DIRECTIONS FOR THIS TASK: Reproduce the entries below from the first line through the line containing "free-living-point: [1801, 1222, 1830, 1250]", keeping both ends.

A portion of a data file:

———

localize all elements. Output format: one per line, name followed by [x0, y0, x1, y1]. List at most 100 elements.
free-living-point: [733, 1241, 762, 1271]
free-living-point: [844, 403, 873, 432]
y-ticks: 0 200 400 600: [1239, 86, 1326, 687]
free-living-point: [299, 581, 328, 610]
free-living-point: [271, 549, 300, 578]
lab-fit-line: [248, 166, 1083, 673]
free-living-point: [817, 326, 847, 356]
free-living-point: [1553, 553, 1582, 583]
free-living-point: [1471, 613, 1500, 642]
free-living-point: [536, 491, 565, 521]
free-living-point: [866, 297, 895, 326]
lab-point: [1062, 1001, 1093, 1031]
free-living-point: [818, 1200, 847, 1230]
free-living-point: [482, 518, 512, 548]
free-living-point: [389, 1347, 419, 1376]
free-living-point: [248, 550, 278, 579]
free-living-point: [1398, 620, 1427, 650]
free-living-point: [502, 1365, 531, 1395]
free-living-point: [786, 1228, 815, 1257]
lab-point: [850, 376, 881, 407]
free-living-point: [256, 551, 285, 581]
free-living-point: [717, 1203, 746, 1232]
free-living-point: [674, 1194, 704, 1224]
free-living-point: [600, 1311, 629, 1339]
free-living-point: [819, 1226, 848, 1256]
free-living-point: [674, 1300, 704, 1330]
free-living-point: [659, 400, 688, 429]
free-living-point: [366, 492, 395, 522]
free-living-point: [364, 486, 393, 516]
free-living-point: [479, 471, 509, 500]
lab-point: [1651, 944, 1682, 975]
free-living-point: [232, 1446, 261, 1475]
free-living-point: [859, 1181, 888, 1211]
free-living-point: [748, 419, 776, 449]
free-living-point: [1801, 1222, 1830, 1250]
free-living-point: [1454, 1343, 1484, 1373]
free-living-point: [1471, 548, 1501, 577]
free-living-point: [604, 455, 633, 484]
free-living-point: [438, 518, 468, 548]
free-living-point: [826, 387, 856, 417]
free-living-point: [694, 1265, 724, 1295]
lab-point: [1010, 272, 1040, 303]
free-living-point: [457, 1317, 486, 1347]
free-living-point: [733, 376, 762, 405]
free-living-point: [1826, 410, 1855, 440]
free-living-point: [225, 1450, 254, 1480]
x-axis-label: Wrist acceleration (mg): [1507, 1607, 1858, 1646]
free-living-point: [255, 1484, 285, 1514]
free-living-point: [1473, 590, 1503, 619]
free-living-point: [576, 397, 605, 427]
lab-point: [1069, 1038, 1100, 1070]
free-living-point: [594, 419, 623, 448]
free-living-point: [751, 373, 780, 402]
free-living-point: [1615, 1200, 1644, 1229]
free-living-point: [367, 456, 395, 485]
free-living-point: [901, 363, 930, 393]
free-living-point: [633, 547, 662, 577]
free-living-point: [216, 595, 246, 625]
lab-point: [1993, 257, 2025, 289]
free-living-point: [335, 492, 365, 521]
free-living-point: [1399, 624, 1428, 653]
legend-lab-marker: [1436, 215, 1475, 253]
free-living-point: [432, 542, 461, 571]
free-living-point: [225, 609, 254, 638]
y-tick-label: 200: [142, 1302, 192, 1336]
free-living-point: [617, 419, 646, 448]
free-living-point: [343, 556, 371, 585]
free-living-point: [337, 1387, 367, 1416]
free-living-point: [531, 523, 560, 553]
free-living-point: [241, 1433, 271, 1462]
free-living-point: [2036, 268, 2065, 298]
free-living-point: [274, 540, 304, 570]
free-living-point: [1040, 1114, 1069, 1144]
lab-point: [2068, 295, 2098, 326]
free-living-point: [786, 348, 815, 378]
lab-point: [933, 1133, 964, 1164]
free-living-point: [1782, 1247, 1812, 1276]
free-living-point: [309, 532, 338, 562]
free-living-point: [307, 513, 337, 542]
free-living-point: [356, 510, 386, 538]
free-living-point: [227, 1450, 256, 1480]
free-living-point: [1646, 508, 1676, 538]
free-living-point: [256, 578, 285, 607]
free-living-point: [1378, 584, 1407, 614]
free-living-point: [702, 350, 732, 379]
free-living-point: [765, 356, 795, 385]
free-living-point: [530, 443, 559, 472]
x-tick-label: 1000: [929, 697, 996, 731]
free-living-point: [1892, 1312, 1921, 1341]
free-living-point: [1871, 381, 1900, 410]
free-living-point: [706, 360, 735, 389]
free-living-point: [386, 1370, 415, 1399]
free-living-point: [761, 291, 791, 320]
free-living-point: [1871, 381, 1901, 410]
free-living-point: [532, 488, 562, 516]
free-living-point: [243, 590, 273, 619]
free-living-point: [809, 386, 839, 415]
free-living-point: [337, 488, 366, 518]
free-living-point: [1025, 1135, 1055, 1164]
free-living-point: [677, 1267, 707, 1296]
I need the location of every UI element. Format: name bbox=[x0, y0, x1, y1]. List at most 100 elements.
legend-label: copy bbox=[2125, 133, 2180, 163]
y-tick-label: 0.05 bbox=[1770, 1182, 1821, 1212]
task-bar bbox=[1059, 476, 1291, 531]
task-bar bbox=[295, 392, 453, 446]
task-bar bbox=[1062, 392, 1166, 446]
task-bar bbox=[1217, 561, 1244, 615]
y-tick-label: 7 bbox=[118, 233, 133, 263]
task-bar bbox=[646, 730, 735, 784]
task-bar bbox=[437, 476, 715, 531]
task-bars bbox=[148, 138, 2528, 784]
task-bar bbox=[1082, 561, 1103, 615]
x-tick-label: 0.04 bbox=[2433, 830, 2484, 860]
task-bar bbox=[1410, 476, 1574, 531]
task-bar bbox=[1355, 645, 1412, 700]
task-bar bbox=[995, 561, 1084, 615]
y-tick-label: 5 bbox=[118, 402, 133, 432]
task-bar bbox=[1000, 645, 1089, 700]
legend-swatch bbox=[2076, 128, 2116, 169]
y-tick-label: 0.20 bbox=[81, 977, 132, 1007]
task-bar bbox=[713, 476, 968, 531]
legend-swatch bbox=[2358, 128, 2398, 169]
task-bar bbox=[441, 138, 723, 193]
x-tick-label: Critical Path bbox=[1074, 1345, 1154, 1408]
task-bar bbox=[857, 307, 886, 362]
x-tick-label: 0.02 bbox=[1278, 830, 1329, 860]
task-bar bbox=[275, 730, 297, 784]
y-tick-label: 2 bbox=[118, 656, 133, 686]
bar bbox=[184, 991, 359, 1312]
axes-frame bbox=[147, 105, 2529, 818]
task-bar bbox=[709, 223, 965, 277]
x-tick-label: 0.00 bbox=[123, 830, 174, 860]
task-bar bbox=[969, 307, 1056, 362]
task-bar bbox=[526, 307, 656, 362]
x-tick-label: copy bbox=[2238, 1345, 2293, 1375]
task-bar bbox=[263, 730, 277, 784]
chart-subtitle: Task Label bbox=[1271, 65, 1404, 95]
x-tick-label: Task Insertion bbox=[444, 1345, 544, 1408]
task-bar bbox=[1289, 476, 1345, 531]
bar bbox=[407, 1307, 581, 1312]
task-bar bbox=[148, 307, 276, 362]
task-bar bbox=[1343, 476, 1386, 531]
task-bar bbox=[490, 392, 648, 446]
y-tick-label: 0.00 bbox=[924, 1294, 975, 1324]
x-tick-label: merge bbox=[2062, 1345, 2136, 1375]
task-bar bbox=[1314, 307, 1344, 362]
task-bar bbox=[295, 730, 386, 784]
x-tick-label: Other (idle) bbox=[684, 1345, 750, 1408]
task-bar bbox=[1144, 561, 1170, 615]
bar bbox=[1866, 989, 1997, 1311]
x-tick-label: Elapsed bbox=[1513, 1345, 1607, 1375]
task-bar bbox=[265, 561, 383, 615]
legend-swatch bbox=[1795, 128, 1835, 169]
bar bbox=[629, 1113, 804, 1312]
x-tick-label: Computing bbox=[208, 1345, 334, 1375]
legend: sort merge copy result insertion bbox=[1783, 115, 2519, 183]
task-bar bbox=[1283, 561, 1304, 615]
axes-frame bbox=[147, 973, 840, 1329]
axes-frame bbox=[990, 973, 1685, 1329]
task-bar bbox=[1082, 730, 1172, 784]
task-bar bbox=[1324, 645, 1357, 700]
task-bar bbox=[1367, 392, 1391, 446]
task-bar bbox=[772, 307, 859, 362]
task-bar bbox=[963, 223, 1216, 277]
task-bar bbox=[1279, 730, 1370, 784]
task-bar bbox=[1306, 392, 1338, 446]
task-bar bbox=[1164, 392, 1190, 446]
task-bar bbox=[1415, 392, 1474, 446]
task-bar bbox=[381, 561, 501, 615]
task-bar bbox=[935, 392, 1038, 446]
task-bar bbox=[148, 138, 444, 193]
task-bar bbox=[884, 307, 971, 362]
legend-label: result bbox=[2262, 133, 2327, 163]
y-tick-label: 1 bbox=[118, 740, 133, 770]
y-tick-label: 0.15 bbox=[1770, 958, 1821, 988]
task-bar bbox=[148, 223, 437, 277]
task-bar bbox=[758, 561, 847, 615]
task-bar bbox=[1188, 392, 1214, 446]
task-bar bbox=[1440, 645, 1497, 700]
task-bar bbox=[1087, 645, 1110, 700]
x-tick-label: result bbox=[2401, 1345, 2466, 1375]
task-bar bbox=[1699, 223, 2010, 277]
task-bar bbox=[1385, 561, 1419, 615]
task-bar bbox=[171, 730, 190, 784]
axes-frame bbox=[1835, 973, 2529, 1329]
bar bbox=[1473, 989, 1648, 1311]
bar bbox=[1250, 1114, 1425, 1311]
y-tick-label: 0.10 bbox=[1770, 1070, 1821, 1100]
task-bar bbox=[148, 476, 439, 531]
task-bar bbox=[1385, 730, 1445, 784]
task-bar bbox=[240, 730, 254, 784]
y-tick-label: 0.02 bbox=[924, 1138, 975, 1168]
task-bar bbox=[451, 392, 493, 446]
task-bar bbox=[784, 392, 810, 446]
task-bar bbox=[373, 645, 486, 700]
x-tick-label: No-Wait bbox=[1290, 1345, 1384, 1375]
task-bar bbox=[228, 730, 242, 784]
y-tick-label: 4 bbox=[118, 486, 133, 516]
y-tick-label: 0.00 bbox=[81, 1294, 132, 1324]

———

TASK OUTPUT:
localize all elements. Output format: one per line, name followed by [x0, y0, x1, y1]. List at most 100 elements.
free-living-point: [733, 1241, 762, 1271]
free-living-point: [844, 403, 873, 432]
y-ticks: 0 200 400 600: [1239, 86, 1326, 687]
free-living-point: [299, 581, 328, 610]
free-living-point: [271, 549, 300, 578]
lab-fit-line: [248, 166, 1083, 673]
free-living-point: [817, 326, 847, 356]
free-living-point: [1553, 553, 1582, 583]
free-living-point: [1471, 613, 1500, 642]
free-living-point: [536, 491, 565, 521]
free-living-point: [866, 297, 895, 326]
lab-point: [1062, 1001, 1093, 1031]
free-living-point: [818, 1200, 847, 1230]
free-living-point: [482, 518, 512, 548]
free-living-point: [389, 1347, 419, 1376]
free-living-point: [248, 550, 278, 579]
free-living-point: [1398, 620, 1427, 650]
free-living-point: [502, 1365, 531, 1395]
free-living-point: [786, 1228, 815, 1257]
lab-point: [850, 376, 881, 407]
free-living-point: [256, 551, 285, 581]
free-living-point: [717, 1203, 746, 1232]
free-living-point: [674, 1194, 704, 1224]
free-living-point: [600, 1311, 629, 1339]
free-living-point: [819, 1226, 848, 1256]
free-living-point: [674, 1300, 704, 1330]
free-living-point: [659, 400, 688, 429]
free-living-point: [366, 492, 395, 522]
free-living-point: [364, 486, 393, 516]
free-living-point: [479, 471, 509, 500]
lab-point: [1651, 944, 1682, 975]
free-living-point: [232, 1446, 261, 1475]
free-living-point: [859, 1181, 888, 1211]
free-living-point: [748, 419, 776, 449]
free-living-point: [1801, 1222, 1830, 1250]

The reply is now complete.